§ **GOAL OF THE EXERCISE**
Repeat the material verbatim. Images are excluded from the copy.

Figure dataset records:
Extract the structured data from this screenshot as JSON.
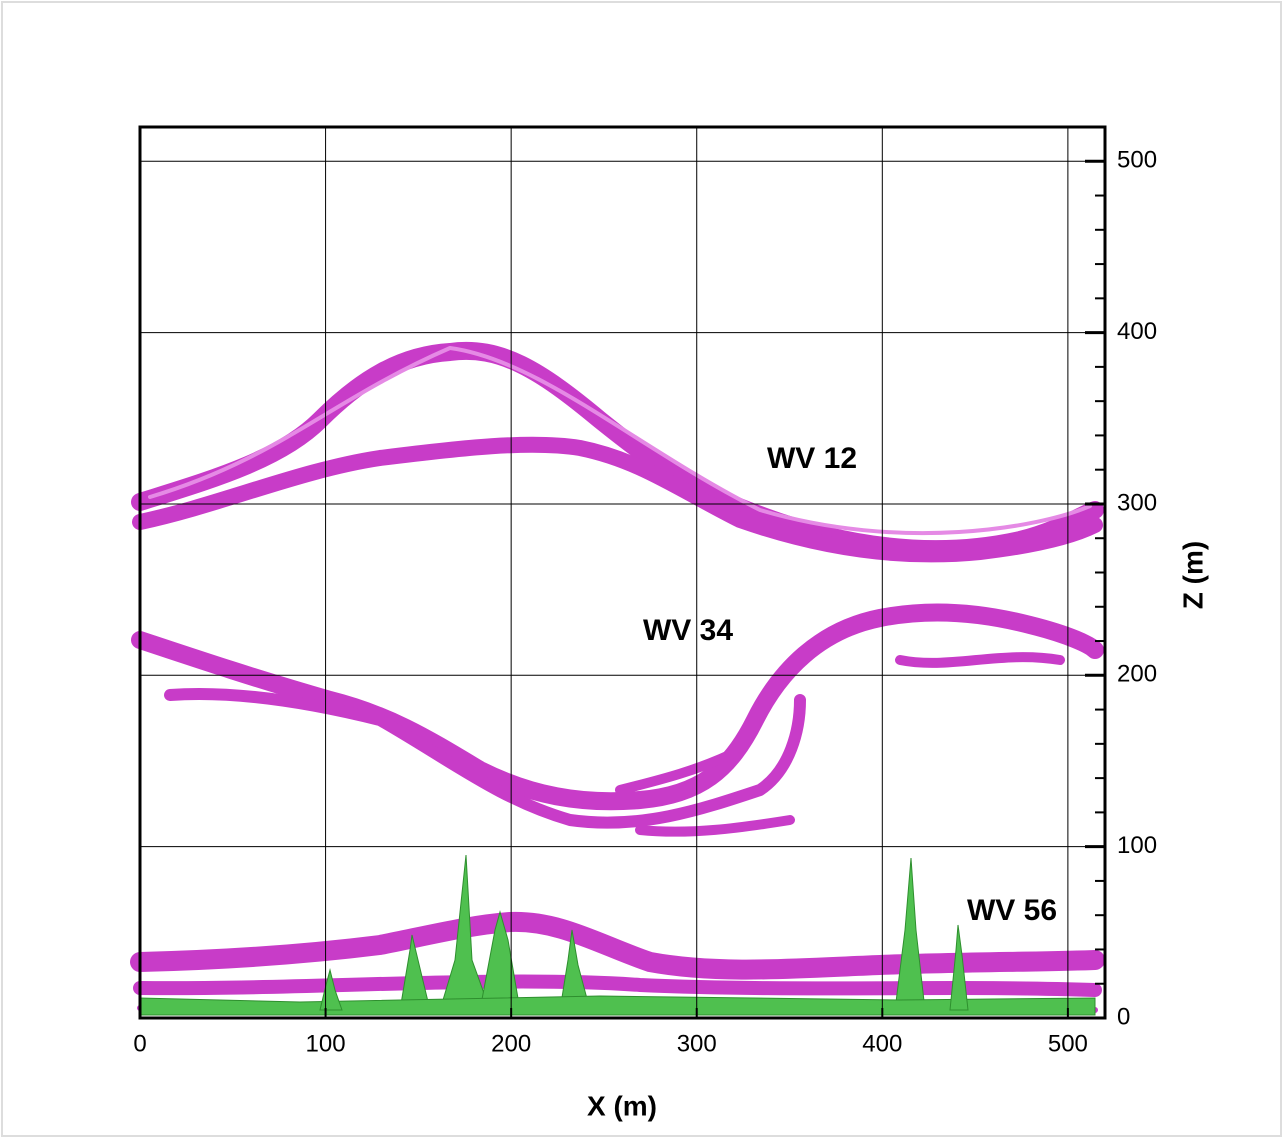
{
  "chart_data": {
    "type": "isosurface",
    "xlabel": "X (m)",
    "ylabel": "Z (m)",
    "xlim": [
      0,
      520
    ],
    "ylim": [
      0,
      520
    ],
    "xticks": [
      0,
      100,
      200,
      300,
      400,
      500
    ],
    "yticks": [
      0,
      100,
      200,
      300,
      400,
      500
    ],
    "yminorticks": [
      20,
      40,
      60,
      80,
      120,
      140,
      160,
      180,
      220,
      240,
      260,
      280,
      320,
      340,
      360,
      380,
      420,
      440,
      460,
      480
    ],
    "grid": true,
    "annotations": [
      "WV 12",
      "WV 34",
      "WV 56"
    ]
  }
}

§ **EXERCISE SOLUTION**
Extract the structured data from this screenshot as JSON.
{
  "chart_data": {
    "type": "isosurface",
    "xlabel": "X (m)",
    "ylabel": "Z (m)",
    "xlim": [
      0,
      520
    ],
    "ylim": [
      0,
      520
    ],
    "xticks": [
      0,
      100,
      200,
      300,
      400,
      500
    ],
    "yticks": [
      0,
      100,
      200,
      300,
      400,
      500
    ],
    "yminorticks": [
      20,
      40,
      60,
      80,
      120,
      140,
      160,
      180,
      220,
      240,
      260,
      280,
      320,
      340,
      360,
      380,
      420,
      440,
      460,
      480
    ],
    "grid": true,
    "annotations": [
      "WV 12",
      "WV 34",
      "WV 56"
    ]
  }
}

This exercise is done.